[The data start]

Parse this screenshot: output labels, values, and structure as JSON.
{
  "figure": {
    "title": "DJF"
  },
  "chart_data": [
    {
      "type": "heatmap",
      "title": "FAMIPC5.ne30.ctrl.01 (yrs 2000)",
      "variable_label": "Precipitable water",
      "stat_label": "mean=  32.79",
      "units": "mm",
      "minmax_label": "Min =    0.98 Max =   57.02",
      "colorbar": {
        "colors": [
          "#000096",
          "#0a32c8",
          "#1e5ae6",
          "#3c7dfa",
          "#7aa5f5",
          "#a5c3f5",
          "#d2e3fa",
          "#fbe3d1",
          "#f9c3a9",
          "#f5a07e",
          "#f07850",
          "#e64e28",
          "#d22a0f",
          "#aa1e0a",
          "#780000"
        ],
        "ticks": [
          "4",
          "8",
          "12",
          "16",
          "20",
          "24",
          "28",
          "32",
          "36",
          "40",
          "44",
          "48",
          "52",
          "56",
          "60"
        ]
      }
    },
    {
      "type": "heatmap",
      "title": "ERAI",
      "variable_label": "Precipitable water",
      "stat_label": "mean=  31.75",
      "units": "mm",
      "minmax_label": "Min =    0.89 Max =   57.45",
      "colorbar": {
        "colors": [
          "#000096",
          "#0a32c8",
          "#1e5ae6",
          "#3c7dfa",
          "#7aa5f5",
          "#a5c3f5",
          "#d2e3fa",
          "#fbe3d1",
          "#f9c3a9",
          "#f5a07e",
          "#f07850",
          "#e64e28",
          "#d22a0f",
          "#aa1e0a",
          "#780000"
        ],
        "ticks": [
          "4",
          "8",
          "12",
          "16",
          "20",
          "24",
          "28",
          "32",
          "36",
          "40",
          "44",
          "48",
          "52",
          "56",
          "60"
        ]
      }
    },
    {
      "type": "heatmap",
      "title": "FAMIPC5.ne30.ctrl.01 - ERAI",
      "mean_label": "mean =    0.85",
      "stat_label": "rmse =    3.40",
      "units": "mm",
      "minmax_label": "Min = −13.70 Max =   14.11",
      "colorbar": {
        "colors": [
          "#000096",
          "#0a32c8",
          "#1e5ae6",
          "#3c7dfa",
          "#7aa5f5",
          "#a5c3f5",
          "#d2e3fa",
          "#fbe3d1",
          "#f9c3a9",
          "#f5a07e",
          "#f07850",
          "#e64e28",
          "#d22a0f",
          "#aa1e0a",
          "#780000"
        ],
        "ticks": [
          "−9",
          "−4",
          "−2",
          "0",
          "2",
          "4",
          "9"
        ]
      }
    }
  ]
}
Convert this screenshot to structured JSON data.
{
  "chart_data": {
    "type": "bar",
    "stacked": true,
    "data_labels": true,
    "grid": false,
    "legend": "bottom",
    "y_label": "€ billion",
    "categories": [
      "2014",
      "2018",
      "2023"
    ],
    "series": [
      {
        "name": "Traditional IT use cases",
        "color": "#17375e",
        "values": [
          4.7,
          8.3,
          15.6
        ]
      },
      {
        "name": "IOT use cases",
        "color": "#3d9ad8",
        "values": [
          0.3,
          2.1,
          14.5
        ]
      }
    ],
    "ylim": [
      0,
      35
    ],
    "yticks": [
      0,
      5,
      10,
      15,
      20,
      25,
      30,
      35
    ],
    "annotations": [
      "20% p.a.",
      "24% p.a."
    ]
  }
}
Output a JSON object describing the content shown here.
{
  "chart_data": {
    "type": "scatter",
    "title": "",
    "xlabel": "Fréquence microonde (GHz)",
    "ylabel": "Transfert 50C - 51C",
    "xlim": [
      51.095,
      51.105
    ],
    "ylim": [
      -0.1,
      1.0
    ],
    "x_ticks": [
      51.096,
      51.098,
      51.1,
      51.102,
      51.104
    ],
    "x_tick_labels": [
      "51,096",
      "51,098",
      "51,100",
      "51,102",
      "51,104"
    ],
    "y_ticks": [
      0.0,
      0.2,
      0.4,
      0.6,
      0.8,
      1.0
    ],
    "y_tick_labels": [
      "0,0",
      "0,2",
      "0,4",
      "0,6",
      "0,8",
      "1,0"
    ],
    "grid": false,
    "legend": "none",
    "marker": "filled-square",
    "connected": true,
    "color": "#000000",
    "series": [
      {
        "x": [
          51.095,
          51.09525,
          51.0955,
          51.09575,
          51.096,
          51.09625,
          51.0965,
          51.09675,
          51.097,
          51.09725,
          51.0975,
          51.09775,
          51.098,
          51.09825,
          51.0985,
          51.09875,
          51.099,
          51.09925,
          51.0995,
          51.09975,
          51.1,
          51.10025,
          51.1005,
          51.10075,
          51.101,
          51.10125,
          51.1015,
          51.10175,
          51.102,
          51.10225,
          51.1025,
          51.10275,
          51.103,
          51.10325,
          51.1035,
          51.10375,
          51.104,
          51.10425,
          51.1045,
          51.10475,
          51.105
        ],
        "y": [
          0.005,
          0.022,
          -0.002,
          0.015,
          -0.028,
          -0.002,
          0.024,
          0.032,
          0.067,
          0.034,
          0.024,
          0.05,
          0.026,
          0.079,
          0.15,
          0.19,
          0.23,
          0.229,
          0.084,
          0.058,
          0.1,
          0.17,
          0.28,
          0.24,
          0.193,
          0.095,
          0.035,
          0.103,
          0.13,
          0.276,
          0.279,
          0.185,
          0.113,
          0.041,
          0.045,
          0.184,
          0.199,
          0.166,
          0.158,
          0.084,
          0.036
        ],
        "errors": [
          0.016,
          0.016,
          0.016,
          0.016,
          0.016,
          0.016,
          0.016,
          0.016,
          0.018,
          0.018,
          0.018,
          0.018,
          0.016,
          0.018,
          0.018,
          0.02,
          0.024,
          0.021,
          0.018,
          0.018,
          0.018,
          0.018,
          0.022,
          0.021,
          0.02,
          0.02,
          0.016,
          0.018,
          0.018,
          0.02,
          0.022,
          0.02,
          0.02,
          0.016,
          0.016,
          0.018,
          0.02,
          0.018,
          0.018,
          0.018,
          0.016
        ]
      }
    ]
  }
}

[The data end]

* [What you have to do]: Write the whole listing out again. Keep every line exactly as it is.

* [Written answer]:
Parse this screenshot: output labels, values, and structure as JSON.
{
  "figure": {
    "title": "DJF"
  },
  "chart_data": [
    {
      "type": "heatmap",
      "title": "FAMIPC5.ne30.ctrl.01 (yrs 2000)",
      "variable_label": "Precipitable water",
      "stat_label": "mean=  32.79",
      "units": "mm",
      "minmax_label": "Min =    0.98 Max =   57.02",
      "colorbar": {
        "colors": [
          "#000096",
          "#0a32c8",
          "#1e5ae6",
          "#3c7dfa",
          "#7aa5f5",
          "#a5c3f5",
          "#d2e3fa",
          "#fbe3d1",
          "#f9c3a9",
          "#f5a07e",
          "#f07850",
          "#e64e28",
          "#d22a0f",
          "#aa1e0a",
          "#780000"
        ],
        "ticks": [
          "4",
          "8",
          "12",
          "16",
          "20",
          "24",
          "28",
          "32",
          "36",
          "40",
          "44",
          "48",
          "52",
          "56",
          "60"
        ]
      }
    },
    {
      "type": "heatmap",
      "title": "ERAI",
      "variable_label": "Precipitable water",
      "stat_label": "mean=  31.75",
      "units": "mm",
      "minmax_label": "Min =    0.89 Max =   57.45",
      "colorbar": {
        "colors": [
          "#000096",
          "#0a32c8",
          "#1e5ae6",
          "#3c7dfa",
          "#7aa5f5",
          "#a5c3f5",
          "#d2e3fa",
          "#fbe3d1",
          "#f9c3a9",
          "#f5a07e",
          "#f07850",
          "#e64e28",
          "#d22a0f",
          "#aa1e0a",
          "#780000"
        ],
        "ticks": [
          "4",
          "8",
          "12",
          "16",
          "20",
          "24",
          "28",
          "32",
          "36",
          "40",
          "44",
          "48",
          "52",
          "56",
          "60"
        ]
      }
    },
    {
      "type": "heatmap",
      "title": "FAMIPC5.ne30.ctrl.01 - ERAI",
      "mean_label": "mean =    0.85",
      "stat_label": "rmse =    3.40",
      "units": "mm",
      "minmax_label": "Min = −13.70 Max =   14.11",
      "colorbar": {
        "colors": [
          "#000096",
          "#0a32c8",
          "#1e5ae6",
          "#3c7dfa",
          "#7aa5f5",
          "#a5c3f5",
          "#d2e3fa",
          "#fbe3d1",
          "#f9c3a9",
          "#f5a07e",
          "#f07850",
          "#e64e28",
          "#d22a0f",
          "#aa1e0a",
          "#780000"
        ],
        "ticks": [
          "−9",
          "−4",
          "−2",
          "0",
          "2",
          "4",
          "9"
        ]
      }
    }
  ]
}
Convert this screenshot to structured JSON data.
{
  "chart_data": {
    "type": "bar",
    "stacked": true,
    "data_labels": true,
    "grid": false,
    "legend": "bottom",
    "y_label": "€ billion",
    "categories": [
      "2014",
      "2018",
      "2023"
    ],
    "series": [
      {
        "name": "Traditional IT use cases",
        "color": "#17375e",
        "values": [
          4.7,
          8.3,
          15.6
        ]
      },
      {
        "name": "IOT use cases",
        "color": "#3d9ad8",
        "values": [
          0.3,
          2.1,
          14.5
        ]
      }
    ],
    "ylim": [
      0,
      35
    ],
    "yticks": [
      0,
      5,
      10,
      15,
      20,
      25,
      30,
      35
    ],
    "annotations": [
      "20% p.a.",
      "24% p.a."
    ]
  }
}
Output a JSON object describing the content shown here.
{
  "chart_data": {
    "type": "scatter",
    "title": "",
    "xlabel": "Fréquence microonde (GHz)",
    "ylabel": "Transfert 50C - 51C",
    "xlim": [
      51.095,
      51.105
    ],
    "ylim": [
      -0.1,
      1.0
    ],
    "x_ticks": [
      51.096,
      51.098,
      51.1,
      51.102,
      51.104
    ],
    "x_tick_labels": [
      "51,096",
      "51,098",
      "51,100",
      "51,102",
      "51,104"
    ],
    "y_ticks": [
      0.0,
      0.2,
      0.4,
      0.6,
      0.8,
      1.0
    ],
    "y_tick_labels": [
      "0,0",
      "0,2",
      "0,4",
      "0,6",
      "0,8",
      "1,0"
    ],
    "grid": false,
    "legend": "none",
    "marker": "filled-square",
    "connected": true,
    "color": "#000000",
    "series": [
      {
        "x": [
          51.095,
          51.09525,
          51.0955,
          51.09575,
          51.096,
          51.09625,
          51.0965,
          51.09675,
          51.097,
          51.09725,
          51.0975,
          51.09775,
          51.098,
          51.09825,
          51.0985,
          51.09875,
          51.099,
          51.09925,
          51.0995,
          51.09975,
          51.1,
          51.10025,
          51.1005,
          51.10075,
          51.101,
          51.10125,
          51.1015,
          51.10175,
          51.102,
          51.10225,
          51.1025,
          51.10275,
          51.103,
          51.10325,
          51.1035,
          51.10375,
          51.104,
          51.10425,
          51.1045,
          51.10475,
          51.105
        ],
        "y": [
          0.005,
          0.022,
          -0.002,
          0.015,
          -0.028,
          -0.002,
          0.024,
          0.032,
          0.067,
          0.034,
          0.024,
          0.05,
          0.026,
          0.079,
          0.15,
          0.19,
          0.23,
          0.229,
          0.084,
          0.058,
          0.1,
          0.17,
          0.28,
          0.24,
          0.193,
          0.095,
          0.035,
          0.103,
          0.13,
          0.276,
          0.279,
          0.185,
          0.113,
          0.041,
          0.045,
          0.184,
          0.199,
          0.166,
          0.158,
          0.084,
          0.036
        ],
        "errors": [
          0.016,
          0.016,
          0.016,
          0.016,
          0.016,
          0.016,
          0.016,
          0.016,
          0.018,
          0.018,
          0.018,
          0.018,
          0.016,
          0.018,
          0.018,
          0.02,
          0.024,
          0.021,
          0.018,
          0.018,
          0.018,
          0.018,
          0.022,
          0.021,
          0.02,
          0.02,
          0.016,
          0.018,
          0.018,
          0.02,
          0.022,
          0.02,
          0.02,
          0.016,
          0.016,
          0.018,
          0.02,
          0.018,
          0.018,
          0.018,
          0.016
        ]
      }
    ]
  }
}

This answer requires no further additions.